*WHAT IS REQUIRED:*
Retype exactly the lines that start at the line with "Output the text content of this document." and end at the final line, both included, and leave out every picture.

Dataset items
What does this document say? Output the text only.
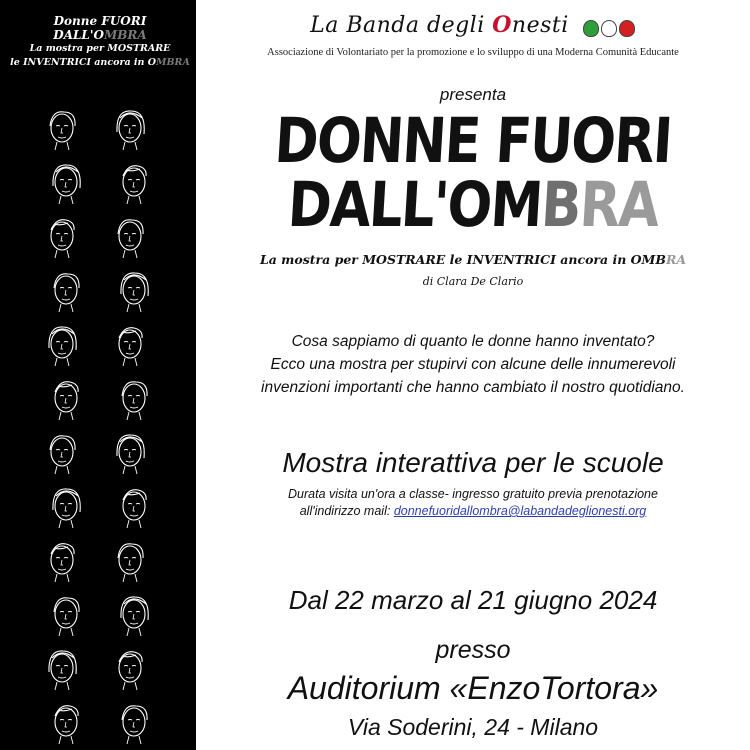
Donne FUORI DALL'OMBRA
La mostra per MOSTRARE
le INVENTRICI ancora in OMBRA
La Banda degli Onesti
Associazione di Volontariato per la promozione e lo sviluppo di una Moderna Comunità Educante
presenta
DONNE FUORI
DALL'OMBRA
La mostra per MOSTRARE le INVENTRICI ancora in OMBRA
di Clara De Clario
Cosa sappiamo di quanto le donne hanno inventato?
Ecco una mostra per stupirvi con alcune delle innumerevoli
invenzioni importanti che hanno cambiato il nostro quotidiano.
Mostra interattiva per le scuole
Durata visita un'ora a classe- ingresso gratuito previa prenotazione
all'indirizzo mail: donnefuoridallombra@labandadeglionesti.org
Dal 22 marzo al 21 giugno 2024
presso
Auditorium «EnzoTortora»
Via Soderini, 24 - Milano
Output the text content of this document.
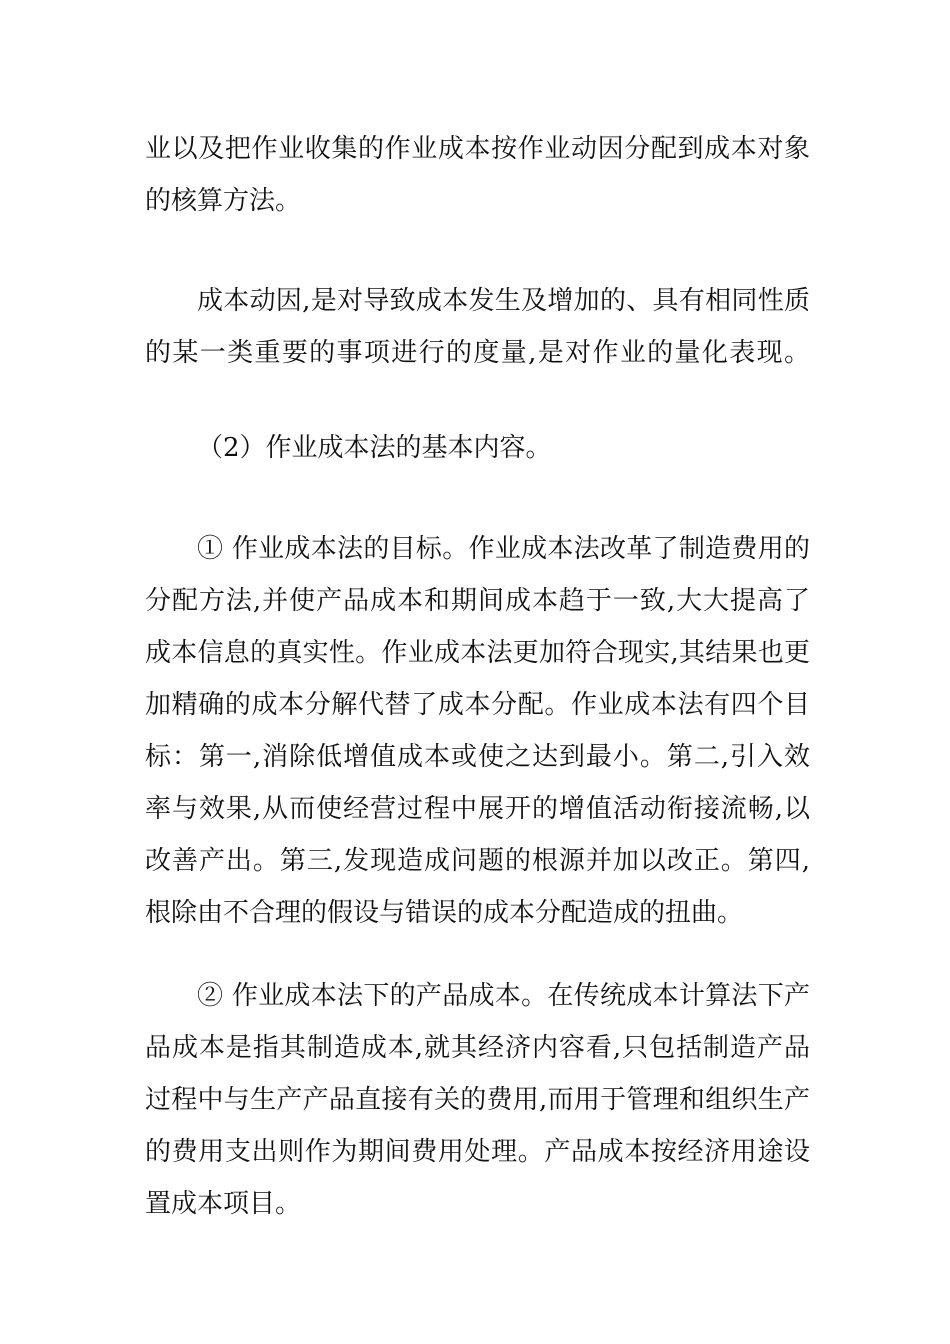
业以及把作业收集的作业成本按作业动因分配到成本对象
的核算方法。
成本动因,是对导致成本发生及增加的、具有相同性质
的某一类重要的事项进行的度量,是对作业的量化表现。
（2）作业成本法的基本内容。
① 作业成本法的目标。作业成本法改革了制造费用的
分配方法,并使产品成本和期间成本趋于一致,大大提高了
成本信息的真实性。作业成本法更加符合现实,其结果也更
加精确的成本分解代替了成本分配。作业成本法有四个目
标：第一,消除低增值成本或使之达到最小。第二,引入效
率与效果,从而使经营过程中展开的增值活动衔接流畅,以
改善产出。第三,发现造成问题的根源并加以改正。第四,
根除由不合理的假设与错误的成本分配造成的扭曲。
② 作业成本法下的产品成本。在传统成本计算法下产
品成本是指其制造成本,就其经济内容看,只包括制造产品
过程中与生产产品直接有关的费用,而用于管理和组织生产
的费用支出则作为期间费用处理。产品成本按经济用途设
置成本项目。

*SOLUTION FOR THIS TASK:*
Output the text content of this document.
业以及把作业收集的作业成本按作业动因分配到成本对象
的核算方法。
成本动因,是对导致成本发生及增加的、具有相同性质
的某一类重要的事项进行的度量,是对作业的量化表现。
（2）作业成本法的基本内容。
① 作业成本法的目标。作业成本法改革了制造费用的
分配方法,并使产品成本和期间成本趋于一致,大大提高了
成本信息的真实性。作业成本法更加符合现实,其结果也更
加精确的成本分解代替了成本分配。作业成本法有四个目
标：第一,消除低增值成本或使之达到最小。第二,引入效
率与效果,从而使经营过程中展开的增值活动衔接流畅,以
改善产出。第三,发现造成问题的根源并加以改正。第四,
根除由不合理的假设与错误的成本分配造成的扭曲。
② 作业成本法下的产品成本。在传统成本计算法下产
品成本是指其制造成本,就其经济内容看,只包括制造产品
过程中与生产产品直接有关的费用,而用于管理和组织生产
的费用支出则作为期间费用处理。产品成本按经济用途设
置成本项目。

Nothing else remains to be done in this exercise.